[Dataset entries on figures]

---

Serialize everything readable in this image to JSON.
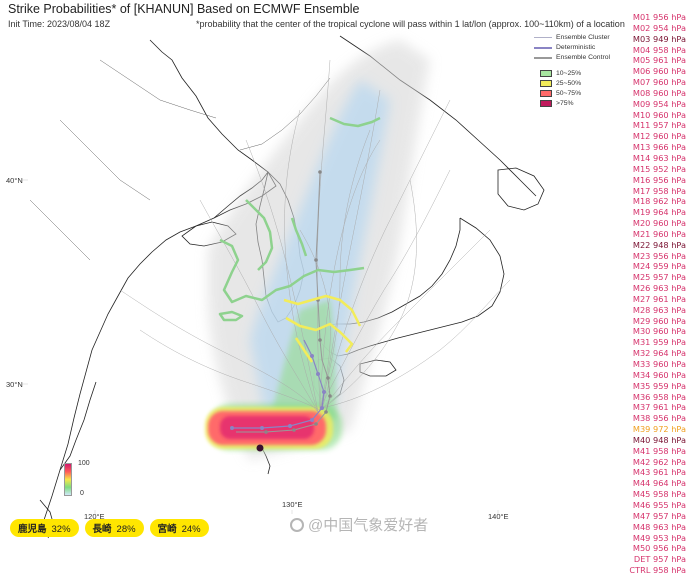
{
  "header": {
    "title": "Strike Probabilities* of [KHANUN] Based on ECMWF Ensemble",
    "init_time": "Init Time: 2023/08/04 18Z",
    "note": "*probability that the center of the tropical cyclone will pass within 1 lat/lon (approx. 100~110km) of a location"
  },
  "legend": {
    "lines": [
      {
        "label": "Ensemble Cluster",
        "color": "#b0b0c8",
        "icon": "thin-line"
      },
      {
        "label": "Deterministic",
        "color": "#8a84c4",
        "icon": "dot-line"
      },
      {
        "label": "Ensemble Control",
        "color": "#999999",
        "icon": "dot-line"
      }
    ],
    "probability_bins": [
      {
        "label": "10~25%",
        "color": "#a8e6a0"
      },
      {
        "label": "25~50%",
        "color": "#f2ec5a"
      },
      {
        "label": "50~75%",
        "color": "#ff6a6a"
      },
      {
        "label": ">75%",
        "color": "#c01a5c"
      }
    ]
  },
  "axes": {
    "lat_labels": [
      "40°N",
      "30°N"
    ],
    "lon_labels": [
      "120°E",
      "130°E",
      "140°E"
    ]
  },
  "colorbar": {
    "top": "100",
    "bottom": "0"
  },
  "members": [
    {
      "label": "M01 956 hPa",
      "color": "#d6336c"
    },
    {
      "label": "M02 954 hPa",
      "color": "#d6336c"
    },
    {
      "label": "M03 949 hPa",
      "color": "#7a1232"
    },
    {
      "label": "M04 958 hPa",
      "color": "#d6336c"
    },
    {
      "label": "M05 961 hPa",
      "color": "#d6336c"
    },
    {
      "label": "M06 960 hPa",
      "color": "#d6336c"
    },
    {
      "label": "M07 960 hPa",
      "color": "#d6336c"
    },
    {
      "label": "M08 960 hPa",
      "color": "#d6336c"
    },
    {
      "label": "M09 954 hPa",
      "color": "#d6336c"
    },
    {
      "label": "M10 960 hPa",
      "color": "#d6336c"
    },
    {
      "label": "M11 957 hPa",
      "color": "#d6336c"
    },
    {
      "label": "M12 960 hPa",
      "color": "#d6336c"
    },
    {
      "label": "M13 966 hPa",
      "color": "#d6336c"
    },
    {
      "label": "M14 963 hPa",
      "color": "#d6336c"
    },
    {
      "label": "M15 952 hPa",
      "color": "#d6336c"
    },
    {
      "label": "M16 956 hPa",
      "color": "#d6336c"
    },
    {
      "label": "M17 958 hPa",
      "color": "#d6336c"
    },
    {
      "label": "M18 962 hPa",
      "color": "#d6336c"
    },
    {
      "label": "M19 964 hPa",
      "color": "#d6336c"
    },
    {
      "label": "M20 960 hPa",
      "color": "#d6336c"
    },
    {
      "label": "M21 960 hPa",
      "color": "#d6336c"
    },
    {
      "label": "M22 948 hPa",
      "color": "#7a1232"
    },
    {
      "label": "M23 956 hPa",
      "color": "#d6336c"
    },
    {
      "label": "M24 959 hPa",
      "color": "#d6336c"
    },
    {
      "label": "M25 957 hPa",
      "color": "#d6336c"
    },
    {
      "label": "M26 963 hPa",
      "color": "#d6336c"
    },
    {
      "label": "M27 961 hPa",
      "color": "#d6336c"
    },
    {
      "label": "M28 963 hPa",
      "color": "#d6336c"
    },
    {
      "label": "M29 960 hPa",
      "color": "#d6336c"
    },
    {
      "label": "M30 960 hPa",
      "color": "#d6336c"
    },
    {
      "label": "M31 959 hPa",
      "color": "#d6336c"
    },
    {
      "label": "M32 964 hPa",
      "color": "#d6336c"
    },
    {
      "label": "M33 960 hPa",
      "color": "#d6336c"
    },
    {
      "label": "M34 960 hPa",
      "color": "#d6336c"
    },
    {
      "label": "M35 959 hPa",
      "color": "#d6336c"
    },
    {
      "label": "M36 958 hPa",
      "color": "#d6336c"
    },
    {
      "label": "M37 961 hPa",
      "color": "#d6336c"
    },
    {
      "label": "M38 956 hPa",
      "color": "#d6336c"
    },
    {
      "label": "M39 972 hPa",
      "color": "#f0a020"
    },
    {
      "label": "M40 948 hPa",
      "color": "#7a1232"
    },
    {
      "label": "M41 958 hPa",
      "color": "#d6336c"
    },
    {
      "label": "M42 962 hPa",
      "color": "#d6336c"
    },
    {
      "label": "M43 961 hPa",
      "color": "#d6336c"
    },
    {
      "label": "M44 964 hPa",
      "color": "#d6336c"
    },
    {
      "label": "M45 958 hPa",
      "color": "#d6336c"
    },
    {
      "label": "M46 955 hPa",
      "color": "#d6336c"
    },
    {
      "label": "M47 957 hPa",
      "color": "#d6336c"
    },
    {
      "label": "M48 963 hPa",
      "color": "#d6336c"
    },
    {
      "label": "M49 953 hPa",
      "color": "#d6336c"
    },
    {
      "label": "M50 956 hPa",
      "color": "#d6336c"
    },
    {
      "label": "DET 957 hPa",
      "color": "#d6336c"
    },
    {
      "label": "CTRL 958 hPa",
      "color": "#d6336c"
    }
  ],
  "cities": [
    {
      "name": "鹿児島",
      "prob": "32%"
    },
    {
      "name": "長崎",
      "prob": "28%"
    },
    {
      "name": "宮崎",
      "prob": "24%"
    }
  ],
  "watermark": "@中国气象爱好者"
}
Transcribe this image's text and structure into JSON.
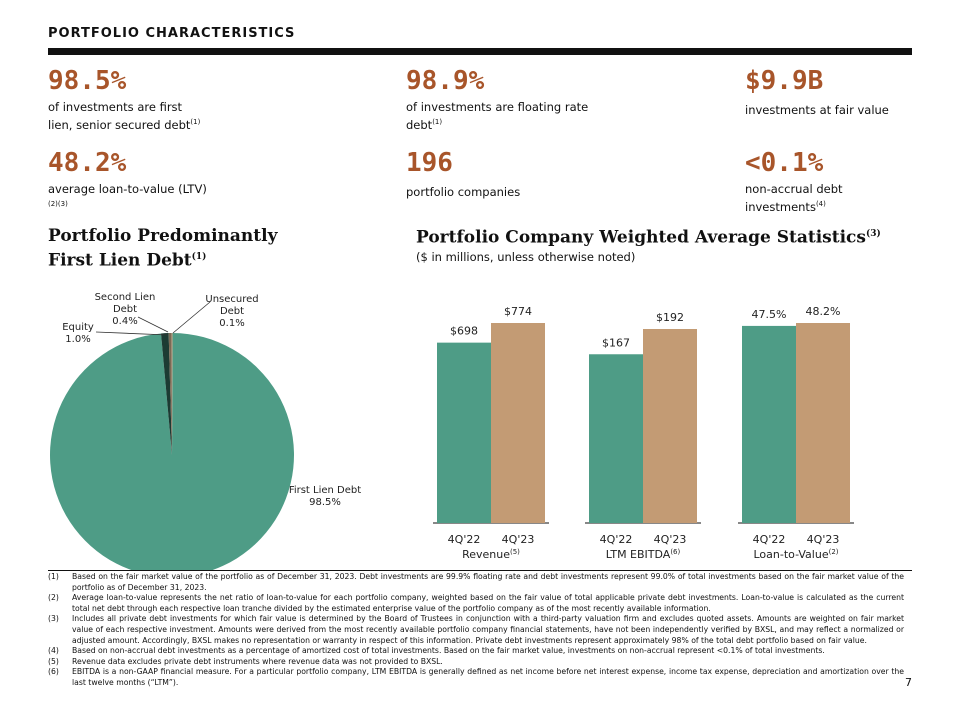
{
  "header": {
    "title": "PORTFOLIO CHARACTERISTICS"
  },
  "stats": [
    {
      "value": "98.5%",
      "desc": "of investments are first lien, senior secured debt",
      "sup": "(1)"
    },
    {
      "value": "98.9%",
      "desc": "of investments are floating rate debt",
      "sup": "(1)"
    },
    {
      "value": "$9.9B",
      "desc": "investments at fair value",
      "sup": ""
    },
    {
      "value": "48.2%",
      "desc": "average loan-to-value (LTV)",
      "sup": "(2)(3)"
    },
    {
      "value": "196",
      "desc": "portfolio companies",
      "sup": ""
    },
    {
      "value": "<0.1%",
      "desc": "non-accrual debt investments",
      "sup": "(4)"
    }
  ],
  "left_section": {
    "title_line1": "Portfolio Predominantly",
    "title_line2": "First Lien Debt",
    "sup": "(1)"
  },
  "right_section": {
    "title": "Portfolio Company Weighted Average Statistics",
    "sup": "(3)",
    "subtitle": "($ in millions, unless otherwise noted)"
  },
  "chart_data": [
    {
      "type": "pie",
      "slices": [
        {
          "label": "First Lien Debt",
          "value_label": "98.5%",
          "value": 98.5,
          "color": "#4e9c86"
        },
        {
          "label": "Equity",
          "value_label": "1.0%",
          "value": 1.0,
          "color": "#1c3b33"
        },
        {
          "label": "Second Lien Debt",
          "value_label": "0.4%",
          "value": 0.4,
          "color": "#7a6a55"
        },
        {
          "label": "Unsecured Debt",
          "value_label": "0.1%",
          "value": 0.1,
          "color": "#c9a37f"
        }
      ]
    },
    {
      "type": "bar",
      "categories": [
        "4Q'22",
        "4Q'23"
      ],
      "groups": [
        {
          "name": "Revenue",
          "sup": "(5)",
          "values": [
            698,
            774
          ],
          "labels": [
            "$698",
            "$774"
          ]
        },
        {
          "name": "LTM EBITDA",
          "sup": "(6)",
          "values": [
            167,
            192
          ],
          "labels": [
            "$167",
            "$192"
          ]
        },
        {
          "name": "Loan-to-Value",
          "sup": "(2)",
          "values": [
            47.5,
            48.2
          ],
          "labels": [
            "47.5%",
            "48.2%"
          ]
        }
      ],
      "colors": [
        "#4e9c86",
        "#c39b74"
      ]
    }
  ],
  "footnotes": [
    {
      "num": "(1)",
      "text": "Based on the fair market value of the portfolio as of December 31, 2023. Debt investments are 99.9% floating rate and debt investments represent 99.0% of total investments based on the fair market value of the portfolio as of December 31, 2023."
    },
    {
      "num": "(2)",
      "text": "Average loan-to-value represents the net ratio of loan-to-value for each portfolio company, weighted based on the fair value of total applicable private debt investments. Loan-to-value is calculated as the current total net debt through each respective loan tranche divided by the estimated enterprise value of the portfolio company as of the most recently available information."
    },
    {
      "num": "(3)",
      "text": "Includes all private debt investments for which fair value is determined by the Board of Trustees in conjunction with a third-party valuation firm and excludes quoted assets. Amounts are weighted on fair market value of each respective investment. Amounts were derived from the most recently available portfolio company financial statements, have not been independently verified by BXSL, and may reflect a normalized or adjusted amount. Accordingly, BXSL makes no representation or warranty in respect of this information. Private debt investments represent approximately 98% of the total debt portfolio based on fair value."
    },
    {
      "num": "(4)",
      "text": "Based on non-accrual debt investments as a percentage of amortized cost of total investments. Based on the fair market value, investments on non-accrual represent <0.1% of total investments."
    },
    {
      "num": "(5)",
      "text": "Revenue data excludes private debt instruments where revenue data was not provided to BXSL."
    },
    {
      "num": "(6)",
      "text": "EBITDA is a non-GAAP financial measure. For a particular portfolio company, LTM EBITDA is generally defined as net income before net interest expense, income tax expense, depreciation and amortization over the last twelve months (“LTM”)."
    }
  ],
  "page_number": "7"
}
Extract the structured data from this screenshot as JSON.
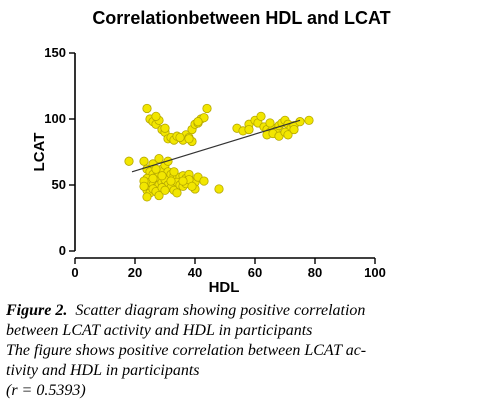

---

▸ Problem description: Keep only those lines of the records that hold "image", and return them.

▸ Exercise answer:
Serialize everything readable in this image to JSON.
Transcribe this image's text and structure into JSON.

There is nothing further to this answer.